[Directions]: Find every line of the listing below where "location" appears, and copy it.

[Stored rows]:
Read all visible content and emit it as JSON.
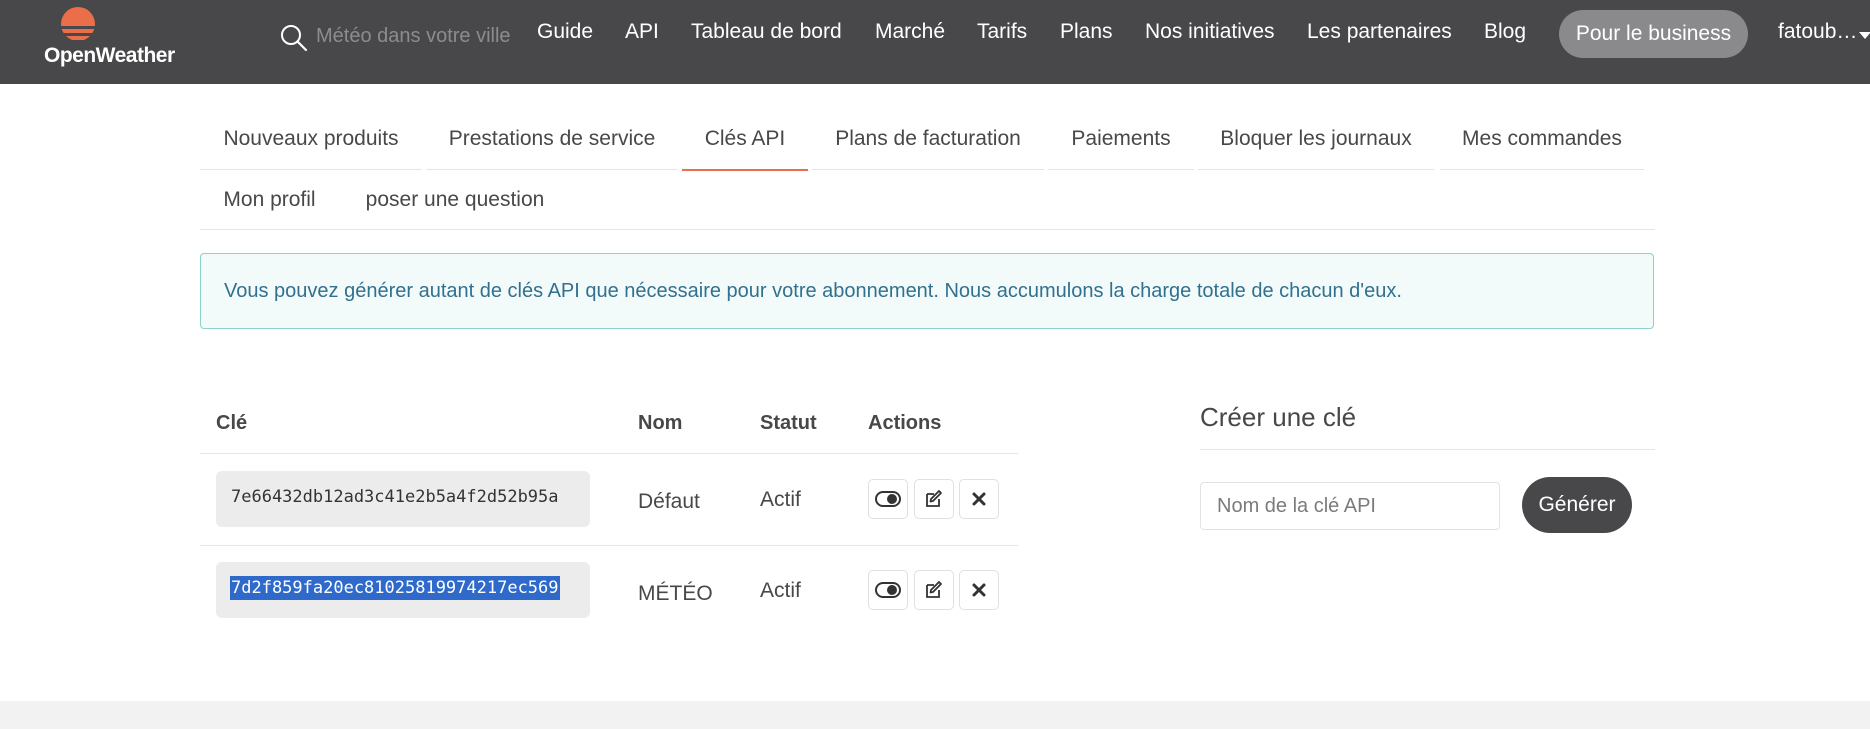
{
  "header": {
    "logo_text": "OpenWeather",
    "search_placeholder": "Météo dans votre ville",
    "nav": [
      "Guide",
      "API",
      "Tableau de bord",
      "Marché",
      "Tarifs",
      "Plans",
      "Nos initiatives",
      "Les partenaires",
      "Blog"
    ],
    "business_button": "Pour le business",
    "user": "fatoub…",
    "accent_color": "#eb6e4b",
    "bar_color": "#48484a"
  },
  "tabs": [
    "Nouveaux produits",
    "Prestations de service",
    "Clés API",
    "Plans de facturation",
    "Paiements",
    "Bloquer les journaux",
    "Mes commandes",
    "Mon profil",
    "poser une question"
  ],
  "active_tab": "Clés API",
  "alert": {
    "text": "Vous pouvez générer autant de clés API que nécessaire pour votre abonnement. Nous accumulons la charge totale de chacun d'eux."
  },
  "keys_table": {
    "columns": [
      "Clé",
      "Nom",
      "Statut",
      "Actions"
    ],
    "rows": [
      {
        "key": "7e66432db12ad3c41e2b5a4f2d52b95a",
        "name": "Défaut",
        "status": "Actif",
        "selected": false
      },
      {
        "key": "7d2f859fa20ec81025819974217ec569",
        "name": "MÉTÉO",
        "status": "Actif",
        "selected": true
      }
    ],
    "action_icons": [
      "toggle-icon",
      "edit-icon",
      "delete-icon"
    ]
  },
  "create_key": {
    "title": "Créer une clé",
    "input_placeholder": "Nom de la clé API",
    "button": "Générer"
  }
}
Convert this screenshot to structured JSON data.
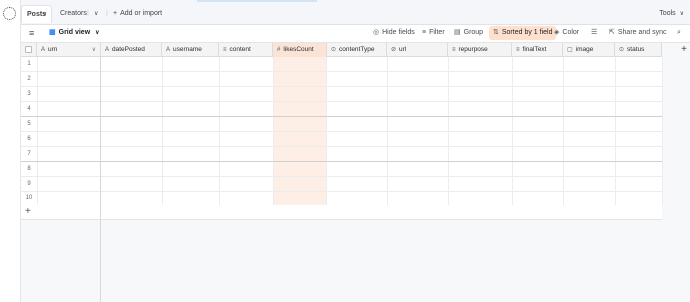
{
  "tabs": [
    {
      "label": "Posts",
      "active": true
    },
    {
      "label": "Creators",
      "active": false
    }
  ],
  "tabbar": {
    "more_chevron": "∨",
    "add_import": "Add or import",
    "tools": "Tools"
  },
  "toolbar": {
    "view_name": "Grid view",
    "hide_fields": "Hide fields",
    "filter": "Filter",
    "group": "Group",
    "sorted": "Sorted by 1 field",
    "color": "Color",
    "share_sync": "Share and sync"
  },
  "columns": [
    {
      "label": "urn",
      "icon": "A"
    },
    {
      "label": "datePosted",
      "icon": "A"
    },
    {
      "label": "username",
      "icon": "A"
    },
    {
      "label": "content",
      "icon": "≡"
    },
    {
      "label": "likesCount",
      "icon": "#"
    },
    {
      "label": "contentType",
      "icon": "⊙"
    },
    {
      "label": "url",
      "icon": "⊘"
    },
    {
      "label": "repurpose",
      "icon": "≡"
    },
    {
      "label": "finalText",
      "icon": "≡"
    },
    {
      "label": "image",
      "icon": "▢"
    },
    {
      "label": "status",
      "icon": "⊙"
    }
  ],
  "rows": [
    "1",
    "2",
    "3",
    "4",
    "5",
    "6",
    "7",
    "8",
    "9",
    "10"
  ],
  "colors": {
    "sort_highlight": "#fdeee6",
    "sorted_button": "#ffe0cc",
    "accent_blue": "#2d7ff9"
  }
}
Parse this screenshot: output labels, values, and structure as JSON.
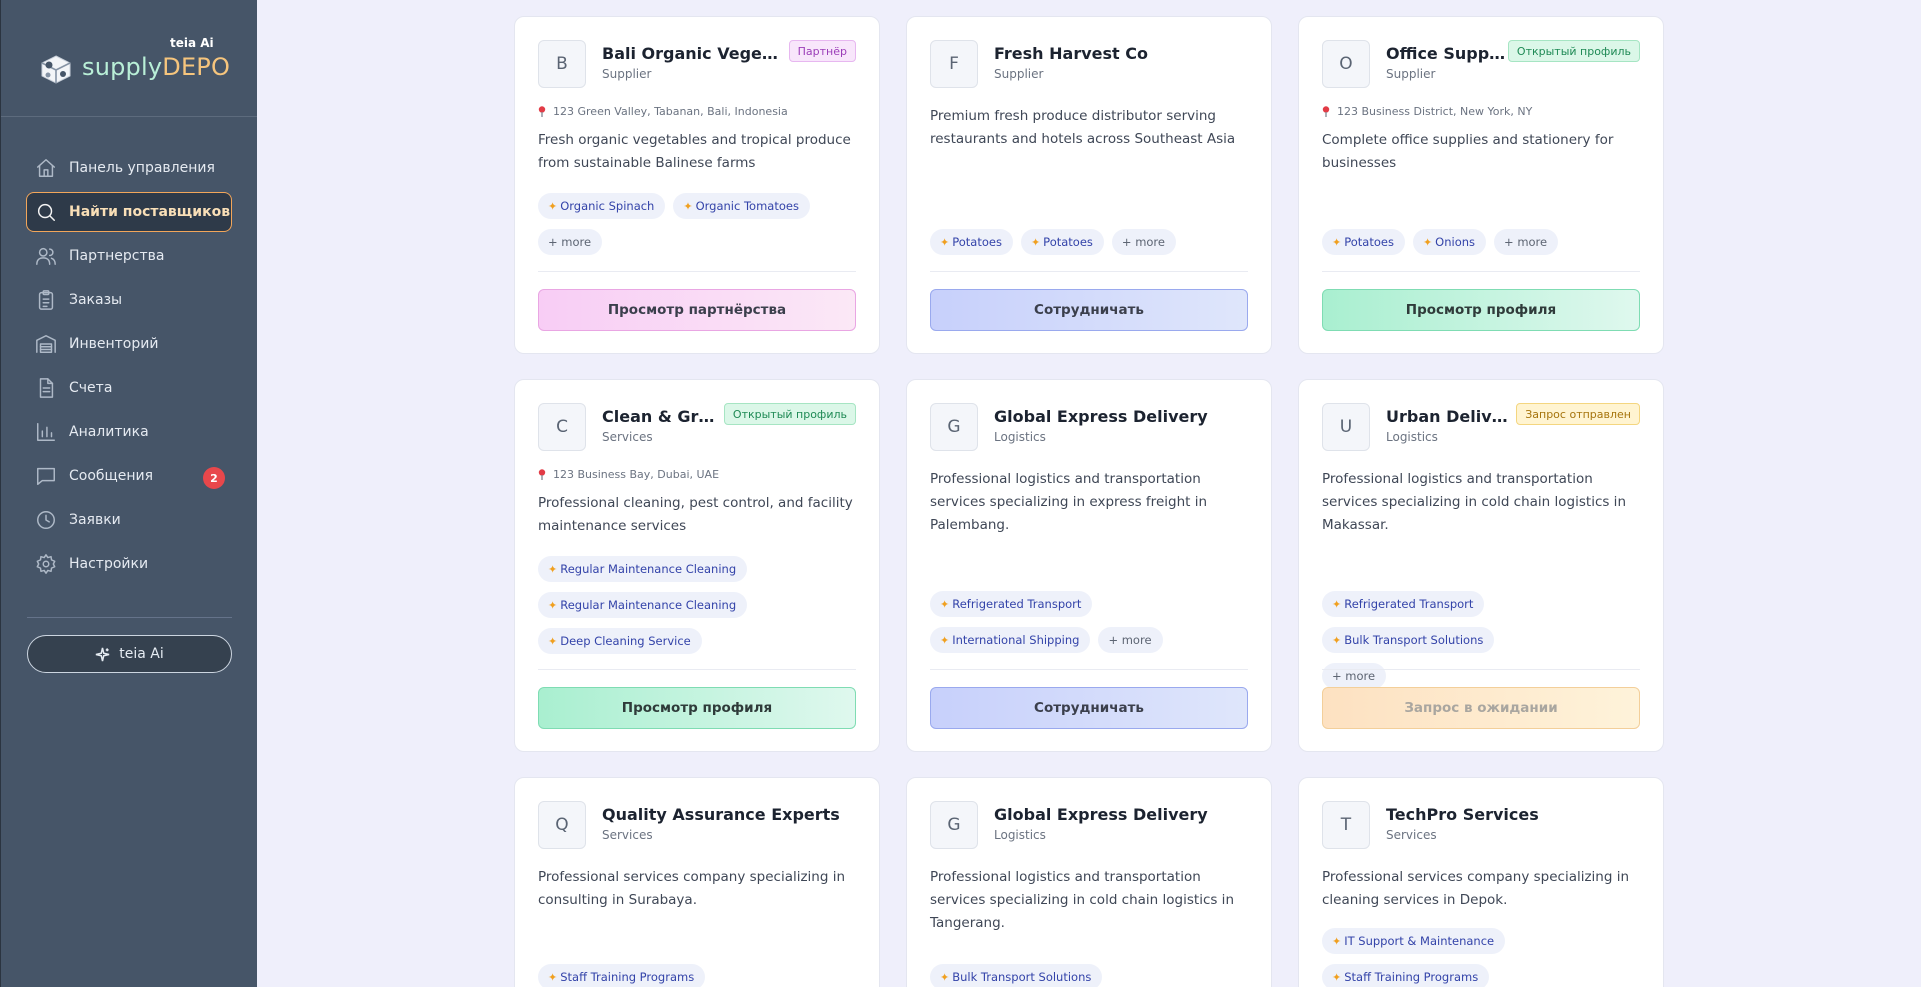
{
  "brand": {
    "tag": "teia Ai",
    "name_part1": "supply",
    "name_part2": "DEPO"
  },
  "nav": [
    {
      "label": "Панель управления",
      "icon": "home-icon"
    },
    {
      "label": "Найти поставщиков",
      "icon": "search-icon",
      "active": true
    },
    {
      "label": "Партнерства",
      "icon": "users-icon"
    },
    {
      "label": "Заказы",
      "icon": "clipboard-icon"
    },
    {
      "label": "Инвенторий",
      "icon": "warehouse-icon"
    },
    {
      "label": "Счета",
      "icon": "invoice-icon"
    },
    {
      "label": "Аналитика",
      "icon": "bar-chart-icon"
    },
    {
      "label": "Сообщения",
      "icon": "message-icon",
      "badge": "2"
    },
    {
      "label": "Заявки",
      "icon": "clock-icon"
    },
    {
      "label": "Настройки",
      "icon": "gear-icon"
    }
  ],
  "ai_button": {
    "label": "teia Ai",
    "icon": "sparkles-icon"
  },
  "cards": [
    {
      "letter": "B",
      "name": "Bali Organic Vegetables",
      "category": "Supplier",
      "badge": "Партнёр",
      "location": "123 Green Valley, Tabanan, Bali, Indonesia",
      "description": "Fresh organic vegetables and tropical produce from sustainable Balinese farms",
      "tags": [
        "Organic Spinach",
        "Organic Tomatoes"
      ],
      "more": "+ more",
      "action": "Просмотр партнёрства"
    },
    {
      "letter": "F",
      "name": "Fresh Harvest Co",
      "category": "Supplier",
      "description": "Premium fresh produce distributor serving restaurants and hotels across Southeast Asia",
      "tags": [
        "Potatoes",
        "Potatoes"
      ],
      "more": "+ more",
      "action": "Сотрудничать"
    },
    {
      "letter": "O",
      "name": "Office Supplies Plus",
      "category": "Supplier",
      "badge": "Открытый профиль",
      "location": "123 Business District, New York, NY",
      "description": "Complete office supplies and stationery for businesses",
      "tags": [
        "Potatoes",
        "Onions"
      ],
      "more": "+ more",
      "action": "Просмотр профиля"
    },
    {
      "letter": "C",
      "name": "Clean & Green Services",
      "category": "Services",
      "badge": "Открытый профиль",
      "location": "123 Business Bay, Dubai, UAE",
      "description": "Professional cleaning, pest control, and facility maintenance services",
      "tags": [
        "Regular Maintenance Cleaning",
        "Regular Maintenance Cleaning",
        "Deep Cleaning Service"
      ],
      "action": "Просмотр профиля"
    },
    {
      "letter": "G",
      "name": "Global Express Delivery",
      "category": "Logistics",
      "description": "Professional logistics and transportation services specializing in express freight in Palembang.",
      "tags": [
        "Refrigerated Transport",
        "International Shipping"
      ],
      "more": "+ more",
      "action": "Сотрудничать"
    },
    {
      "letter": "U",
      "name": "Urban Delivery Solutions",
      "category": "Logistics",
      "badge": "Запрос отправлен",
      "description": "Professional logistics and transportation services specializing in cold chain logistics in Makassar.",
      "tags": [
        "Refrigerated Transport",
        "Bulk Transport Solutions"
      ],
      "more": "+ more",
      "action": "Запрос в ожидании"
    },
    {
      "letter": "Q",
      "name": "Quality Assurance Experts",
      "category": "Services",
      "description": "Professional services company specializing in consulting in Surabaya.",
      "tags": [
        "Staff Training Programs"
      ]
    },
    {
      "letter": "G",
      "name": "Global Express Delivery",
      "category": "Logistics",
      "description": "Professional logistics and transportation services specializing in cold chain logistics in Tangerang.",
      "tags": [
        "Bulk Transport Solutions"
      ]
    },
    {
      "letter": "T",
      "name": "TechPro Services",
      "category": "Services",
      "description": "Professional services company specializing in cleaning services in Depok.",
      "tags": [
        "IT Support & Maintenance",
        "Staff Training Programs"
      ]
    }
  ]
}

[Written answer]:
      "location": "123 Green Valley, Tabanan, Bali, Indonesia",
      "location": "123 Business District, New York, NY",
      "location": "123 Business Bay, Dubai, UAE",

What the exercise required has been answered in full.